--- START SUPPLIED INFORMATION ---

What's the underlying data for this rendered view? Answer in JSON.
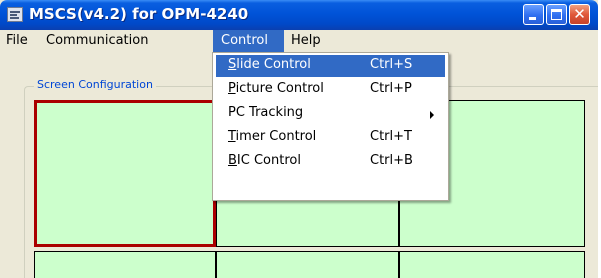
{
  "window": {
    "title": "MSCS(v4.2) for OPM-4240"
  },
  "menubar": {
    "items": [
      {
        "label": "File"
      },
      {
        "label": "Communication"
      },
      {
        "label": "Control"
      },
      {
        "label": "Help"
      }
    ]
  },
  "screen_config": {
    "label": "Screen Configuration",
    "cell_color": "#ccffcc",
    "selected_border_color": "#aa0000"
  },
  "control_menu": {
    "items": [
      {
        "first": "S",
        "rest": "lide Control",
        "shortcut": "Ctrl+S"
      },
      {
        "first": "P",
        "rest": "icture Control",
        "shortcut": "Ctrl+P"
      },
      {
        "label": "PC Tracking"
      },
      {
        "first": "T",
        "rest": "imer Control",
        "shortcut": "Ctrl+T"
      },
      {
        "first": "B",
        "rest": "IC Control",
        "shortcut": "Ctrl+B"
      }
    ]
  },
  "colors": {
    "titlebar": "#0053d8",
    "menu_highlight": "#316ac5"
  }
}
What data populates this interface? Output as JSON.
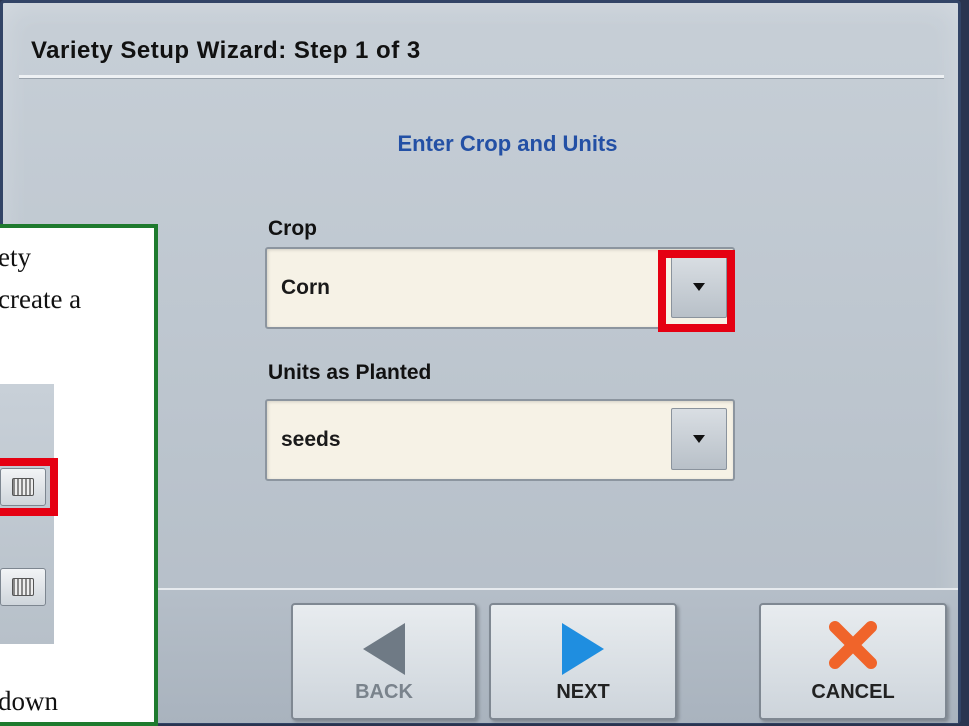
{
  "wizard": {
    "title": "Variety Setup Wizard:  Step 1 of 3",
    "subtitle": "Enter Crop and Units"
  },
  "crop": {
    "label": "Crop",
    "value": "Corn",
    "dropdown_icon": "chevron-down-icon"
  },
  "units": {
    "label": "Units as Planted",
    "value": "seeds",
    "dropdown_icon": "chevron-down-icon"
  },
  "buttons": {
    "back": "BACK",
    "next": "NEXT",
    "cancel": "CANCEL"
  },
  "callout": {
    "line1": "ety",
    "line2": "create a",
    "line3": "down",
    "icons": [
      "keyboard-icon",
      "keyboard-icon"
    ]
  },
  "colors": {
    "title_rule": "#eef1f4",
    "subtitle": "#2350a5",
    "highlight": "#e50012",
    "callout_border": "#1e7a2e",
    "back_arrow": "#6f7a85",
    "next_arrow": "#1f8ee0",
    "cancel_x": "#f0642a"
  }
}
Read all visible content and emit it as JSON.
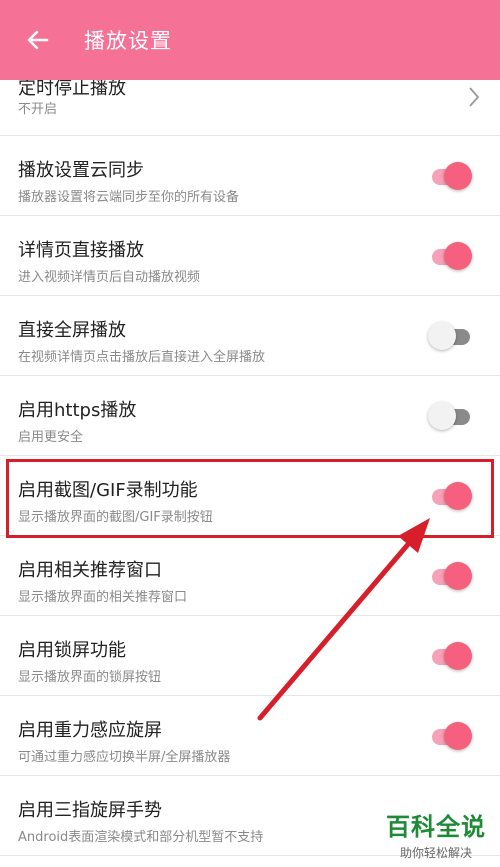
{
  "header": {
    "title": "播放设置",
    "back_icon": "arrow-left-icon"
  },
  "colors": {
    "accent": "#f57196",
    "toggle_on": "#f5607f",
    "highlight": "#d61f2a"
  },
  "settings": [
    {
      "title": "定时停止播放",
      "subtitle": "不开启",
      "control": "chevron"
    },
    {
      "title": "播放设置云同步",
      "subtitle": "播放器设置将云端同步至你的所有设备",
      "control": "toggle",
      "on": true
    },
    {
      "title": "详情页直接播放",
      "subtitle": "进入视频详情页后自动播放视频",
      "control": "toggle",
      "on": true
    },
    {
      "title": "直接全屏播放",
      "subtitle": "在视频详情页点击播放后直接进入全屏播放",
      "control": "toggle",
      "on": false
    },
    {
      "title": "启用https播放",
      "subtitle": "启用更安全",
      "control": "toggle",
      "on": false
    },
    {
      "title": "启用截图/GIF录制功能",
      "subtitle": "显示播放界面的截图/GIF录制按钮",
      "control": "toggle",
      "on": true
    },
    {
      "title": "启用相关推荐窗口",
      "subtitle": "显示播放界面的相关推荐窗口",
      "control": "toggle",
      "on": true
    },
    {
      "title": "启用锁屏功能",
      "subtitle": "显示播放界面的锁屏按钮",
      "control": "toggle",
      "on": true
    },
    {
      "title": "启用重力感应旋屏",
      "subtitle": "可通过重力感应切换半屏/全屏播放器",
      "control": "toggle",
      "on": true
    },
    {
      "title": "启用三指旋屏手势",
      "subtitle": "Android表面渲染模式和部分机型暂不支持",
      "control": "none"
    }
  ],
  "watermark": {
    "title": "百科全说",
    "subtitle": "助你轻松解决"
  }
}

--- END SUPPLIED INFORMATION ---

Without the pictures, retype exactly the lines from the one that holds "Read all visible content and emit it as JSON." to the last line of the data above, both of them included.

## SOLVED PROBLEM
Read all visible content and emit it as JSON.
{
  "header": {
    "title": "播放设置",
    "back_icon": "arrow-left-icon"
  },
  "colors": {
    "accent": "#f57196",
    "toggle_on": "#f5607f",
    "highlight": "#d61f2a"
  },
  "settings": [
    {
      "title": "定时停止播放",
      "subtitle": "不开启",
      "control": "chevron"
    },
    {
      "title": "播放设置云同步",
      "subtitle": "播放器设置将云端同步至你的所有设备",
      "control": "toggle",
      "on": true
    },
    {
      "title": "详情页直接播放",
      "subtitle": "进入视频详情页后自动播放视频",
      "control": "toggle",
      "on": true
    },
    {
      "title": "直接全屏播放",
      "subtitle": "在视频详情页点击播放后直接进入全屏播放",
      "control": "toggle",
      "on": false
    },
    {
      "title": "启用https播放",
      "subtitle": "启用更安全",
      "control": "toggle",
      "on": false
    },
    {
      "title": "启用截图/GIF录制功能",
      "subtitle": "显示播放界面的截图/GIF录制按钮",
      "control": "toggle",
      "on": true
    },
    {
      "title": "启用相关推荐窗口",
      "subtitle": "显示播放界面的相关推荐窗口",
      "control": "toggle",
      "on": true
    },
    {
      "title": "启用锁屏功能",
      "subtitle": "显示播放界面的锁屏按钮",
      "control": "toggle",
      "on": true
    },
    {
      "title": "启用重力感应旋屏",
      "subtitle": "可通过重力感应切换半屏/全屏播放器",
      "control": "toggle",
      "on": true
    },
    {
      "title": "启用三指旋屏手势",
      "subtitle": "Android表面渲染模式和部分机型暂不支持",
      "control": "none"
    }
  ],
  "watermark": {
    "title": "百科全说",
    "subtitle": "助你轻松解决"
  }
}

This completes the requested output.